Les réunions continuèrent donc ; Malan y venait quelquefois, y prenait la parole, mais sans se rattacher à la nouvelle organisation et en devenir un membre actif.

Les assemblées se tenaient dans la salle d’école de Privat, à la Tête-Noire, rue Basse de la Croix d’Or ; il y avait trois cultes le dimanche et un tous les soirs de la semaine.

Le 21 septembre, on célébra la sainte Cène ; c’était chez Drummond, Malan, Méjanel alors de retour, y assistaient, ainsi que Burckhardt, missionnaire de Bâle, de passage à Genève. Ce fut Malan qui la distribua : c’était la première fois que l’on prenait la communion à Genève en dehors de l’Église nationale depuis la Réformation.

◆ ◆ ◆

- [ÉNONCÉ]: Prolongez le récit des réunions religieuses tenues à Genève au-delà de sa dernière phrase. Les enregistrements qui viennent ensuite constituent un matériau distinct de l'extrait.

◆ ◆ ◆

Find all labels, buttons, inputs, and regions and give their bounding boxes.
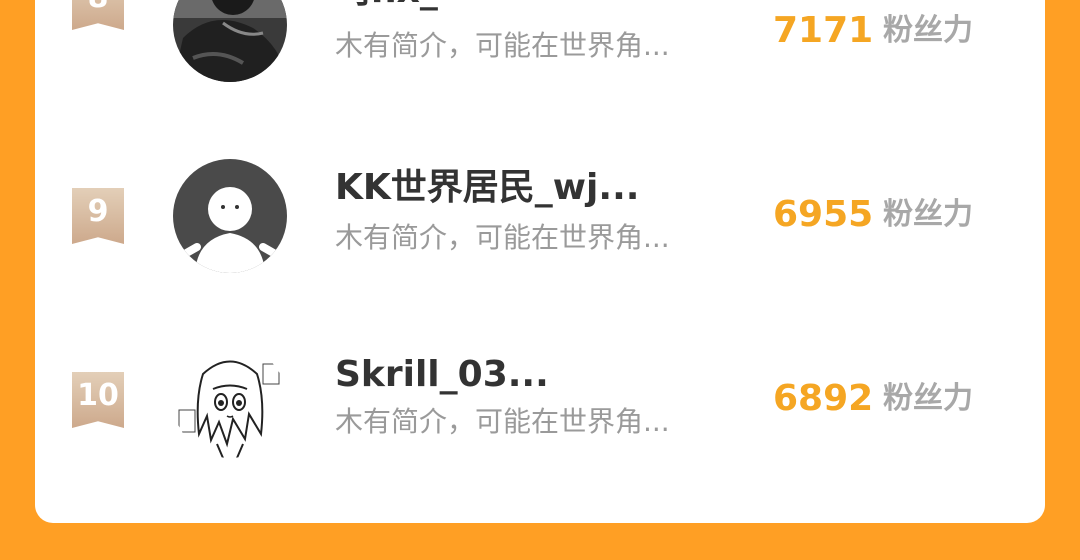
user-bio: 木有简介，可能在世界角...: [335, 221, 670, 254]
rank-badge: 9: [72, 188, 124, 244]
dark-photo-avatar-icon: [173, 0, 287, 82]
user-name[interactable]: KK世界居民_wj...: [335, 168, 639, 208]
fan-score-unit: 粉丝力: [883, 381, 973, 416]
rank-badge: 10: [72, 372, 124, 428]
fan-score: 6955: [773, 194, 874, 235]
user-name[interactable]: 呵hx_: [335, 0, 438, 11]
list-item[interactable]: 9 KK世界居民_wj... 木有简介，可能在世界角... 6955 粉丝力: [35, 132, 1045, 282]
user-bio: 木有简介，可能在世界角...: [335, 405, 670, 438]
list-item[interactable]: 8 呵hx_ 木有简介，可能在世界角... 7171 粉丝力: [35, 0, 1045, 97]
user-bio: 木有简介，可能在世界角...: [335, 29, 670, 62]
ranking-card: 8 呵hx_ 木有简介，可能在世界角... 7171 粉丝力 9: [35, 0, 1045, 523]
fan-score: 7171: [773, 10, 874, 51]
fan-score-unit: 粉丝力: [883, 197, 973, 232]
avatar[interactable]: [173, 0, 287, 82]
rank-number: 8: [88, 0, 109, 15]
avatar[interactable]: [173, 159, 287, 273]
rank-number: 9: [87, 194, 109, 229]
user-name[interactable]: Skrill_03...: [335, 355, 549, 395]
list-item[interactable]: 10 Skrill_03... 木有简介，可能在世界角... 6892 粉丝力: [35, 317, 1045, 467]
fan-score: 6892: [773, 378, 874, 419]
anime-sketch-avatar-icon: [173, 344, 287, 458]
default-user-avatar-icon: [173, 159, 287, 273]
fan-score-unit: 粉丝力: [883, 13, 973, 48]
rank-badge: 8: [72, 0, 124, 30]
rank-number: 10: [77, 378, 119, 413]
avatar[interactable]: [173, 344, 287, 458]
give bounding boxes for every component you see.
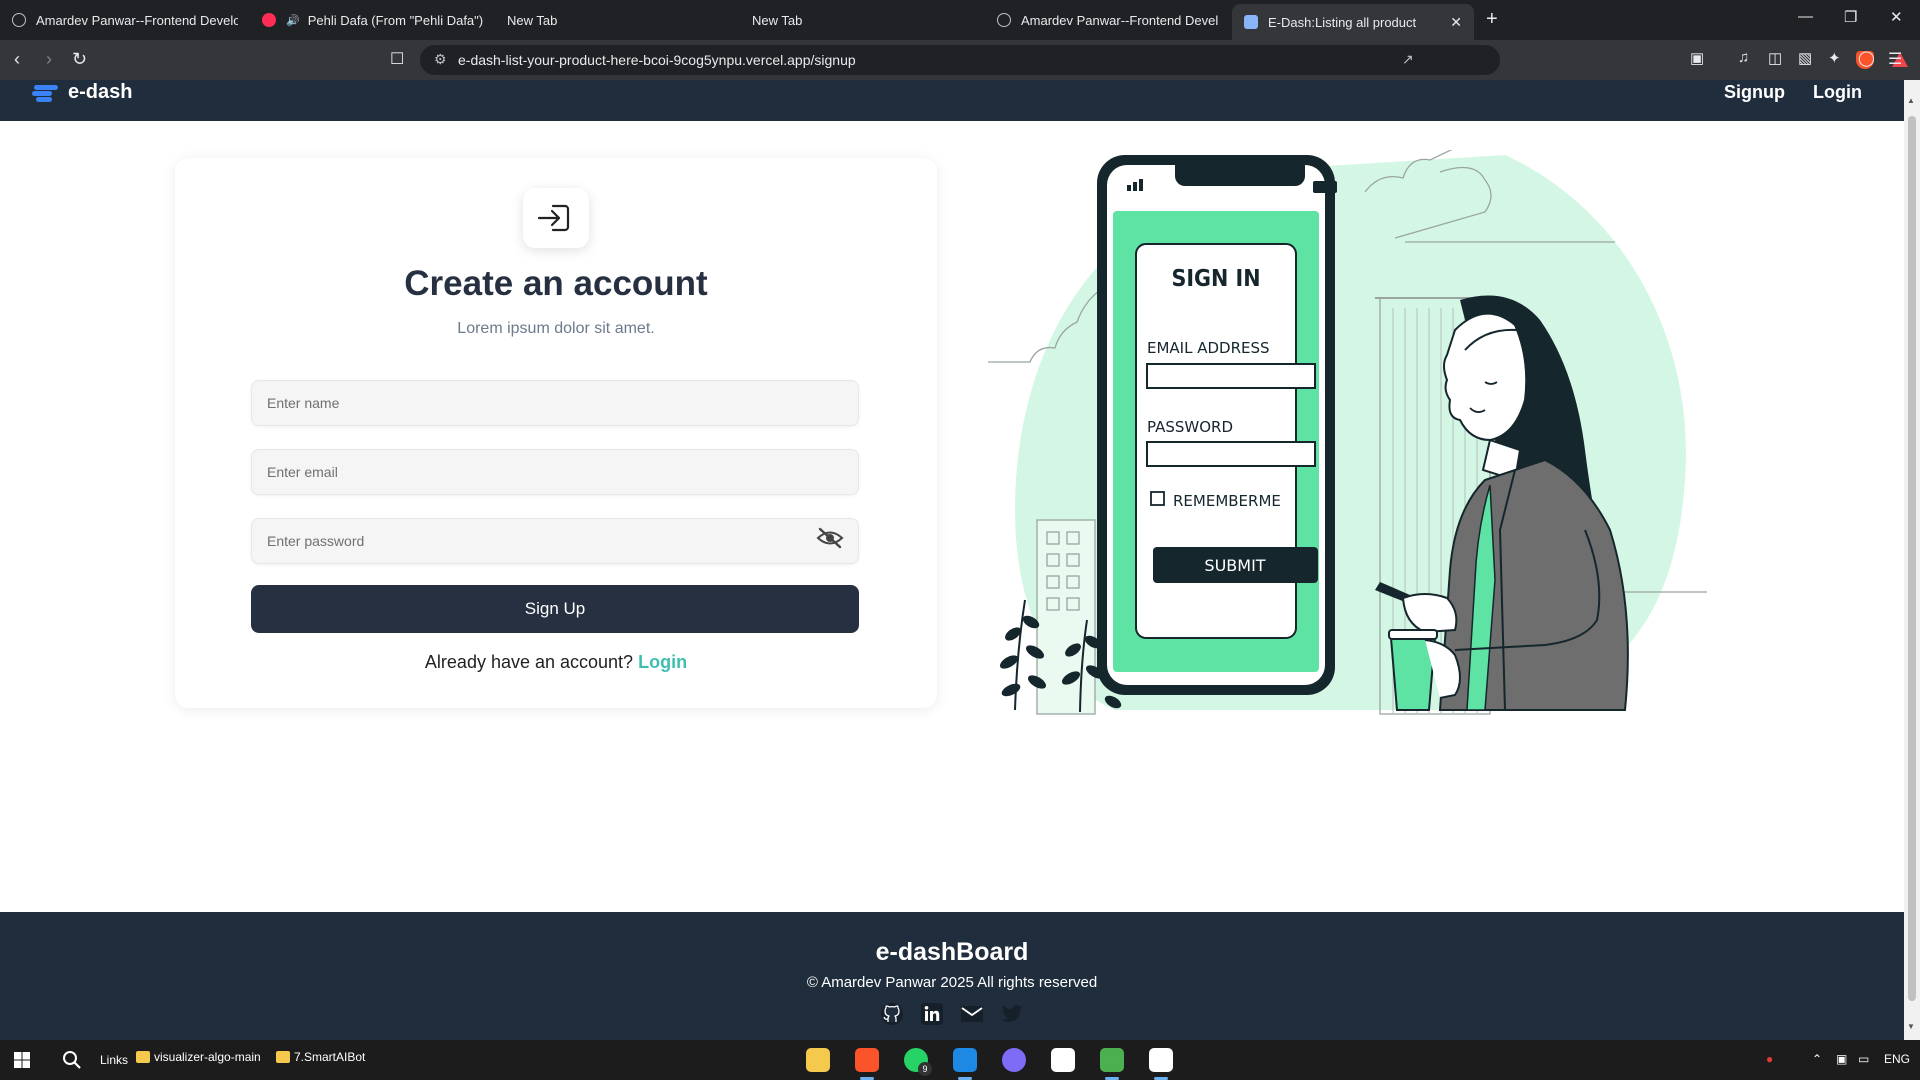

◆ ◆ ◆

- [RÉPONSE]:
Vint ensuite la question des pasteurs. L’élection eut lieu le 22 septembre ; elle devait se faire au scrutin de liste : Malan, désigné le premier, n’accepta pas ; Méjanel, Gonthier et Pyt, dont les noms venaient après le sien, furent alors nommés.

Le dimanche 5 octobre, la sainte Cène fut célébrée dans le local de la Tête-Noire, en présence de l’Église indépendante toute entière. Pyt, quoique non consacré, présida cette cérémonie.

Puis, ce local de la Tête-Noire devenant insuffisant à cause de l’augmentation du nombre des membres de l’Église, on loua, dans le centre de la ville, près de l’Écu de France, un appartement qui fut arrangé en salle de culte.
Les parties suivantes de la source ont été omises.